[Dataset items]
********

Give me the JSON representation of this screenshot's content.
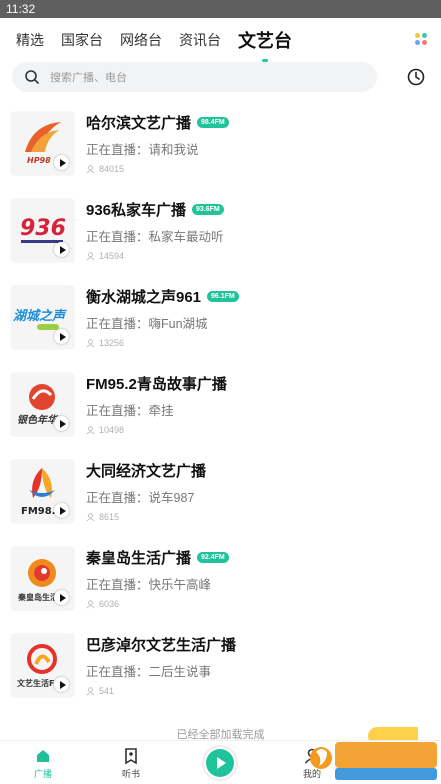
{
  "status_bar": {
    "time": "11:32"
  },
  "tabs": [
    {
      "label": "精选",
      "active": false
    },
    {
      "label": "国家台",
      "active": false
    },
    {
      "label": "网络台",
      "active": false
    },
    {
      "label": "资讯台",
      "active": false
    },
    {
      "label": "文艺台",
      "active": true
    }
  ],
  "search": {
    "placeholder": "搜索广播、电台"
  },
  "live_prefix": "正在直播：",
  "stations": [
    {
      "name": "哈尔滨文艺广播",
      "fm": "98.4",
      "program": "请和我说",
      "listeners": "84015",
      "logo_text": "HP98"
    },
    {
      "name": "936私家车广播",
      "fm": "93.6",
      "program": "私家车最动听",
      "listeners": "14594",
      "logo_text": "936"
    },
    {
      "name": "衡水湖城之声961",
      "fm": "96.1",
      "program": "嗨Fun湖城",
      "listeners": "13256",
      "logo_text": "湖城之声"
    },
    {
      "name": "FM95.2青岛故事广播",
      "fm": null,
      "program": "牵挂",
      "listeners": "10498",
      "logo_text": "银色年华"
    },
    {
      "name": "大同经济文艺广播",
      "fm": null,
      "program": "说车987",
      "listeners": "8615",
      "logo_text": "FM98.7"
    },
    {
      "name": "秦皇岛生活广播",
      "fm": "92.4",
      "program": "快乐午高峰",
      "listeners": "6036",
      "logo_text": "秦皇岛生活"
    },
    {
      "name": "巴彦淖尔文艺生活广播",
      "fm": null,
      "program": "二后生说事",
      "listeners": "541",
      "logo_text": "文艺生活FM"
    }
  ],
  "footer": {
    "loaded_text": "已经全部加载完成"
  },
  "bottom_nav": [
    {
      "label": "广播",
      "active": true
    },
    {
      "label": "听书",
      "active": false
    },
    {
      "label": "我的",
      "active": false
    }
  ],
  "colors": {
    "accent": "#21c49a",
    "badge": "#21c49a",
    "promo": "#ffd14a"
  }
}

********

• INSTRUCTION:
Omit every picture while copying the listing above exactly.

• REPLY TO THE EXERCISE:
Give me the JSON representation of this screenshot's content.
{
  "status_bar": {
    "time": "11:32"
  },
  "tabs": [
    {
      "label": "精选",
      "active": false
    },
    {
      "label": "国家台",
      "active": false
    },
    {
      "label": "网络台",
      "active": false
    },
    {
      "label": "资讯台",
      "active": false
    },
    {
      "label": "文艺台",
      "active": true
    }
  ],
  "search": {
    "placeholder": "搜索广播、电台"
  },
  "live_prefix": "正在直播：",
  "stations": [
    {
      "name": "哈尔滨文艺广播",
      "fm": "98.4",
      "program": "请和我说",
      "listeners": "84015",
      "logo_text": "HP98"
    },
    {
      "name": "936私家车广播",
      "fm": "93.6",
      "program": "私家车最动听",
      "listeners": "14594",
      "logo_text": "936"
    },
    {
      "name": "衡水湖城之声961",
      "fm": "96.1",
      "program": "嗨Fun湖城",
      "listeners": "13256",
      "logo_text": "湖城之声"
    },
    {
      "name": "FM95.2青岛故事广播",
      "fm": null,
      "program": "牵挂",
      "listeners": "10498",
      "logo_text": "银色年华"
    },
    {
      "name": "大同经济文艺广播",
      "fm": null,
      "program": "说车987",
      "listeners": "8615",
      "logo_text": "FM98.7"
    },
    {
      "name": "秦皇岛生活广播",
      "fm": "92.4",
      "program": "快乐午高峰",
      "listeners": "6036",
      "logo_text": "秦皇岛生活"
    },
    {
      "name": "巴彦淖尔文艺生活广播",
      "fm": null,
      "program": "二后生说事",
      "listeners": "541",
      "logo_text": "文艺生活FM"
    }
  ],
  "footer": {
    "loaded_text": "已经全部加载完成"
  },
  "bottom_nav": [
    {
      "label": "广播",
      "active": true
    },
    {
      "label": "听书",
      "active": false
    },
    {
      "label": "我的",
      "active": false
    }
  ],
  "colors": {
    "accent": "#21c49a",
    "badge": "#21c49a",
    "promo": "#ffd14a"
  }
}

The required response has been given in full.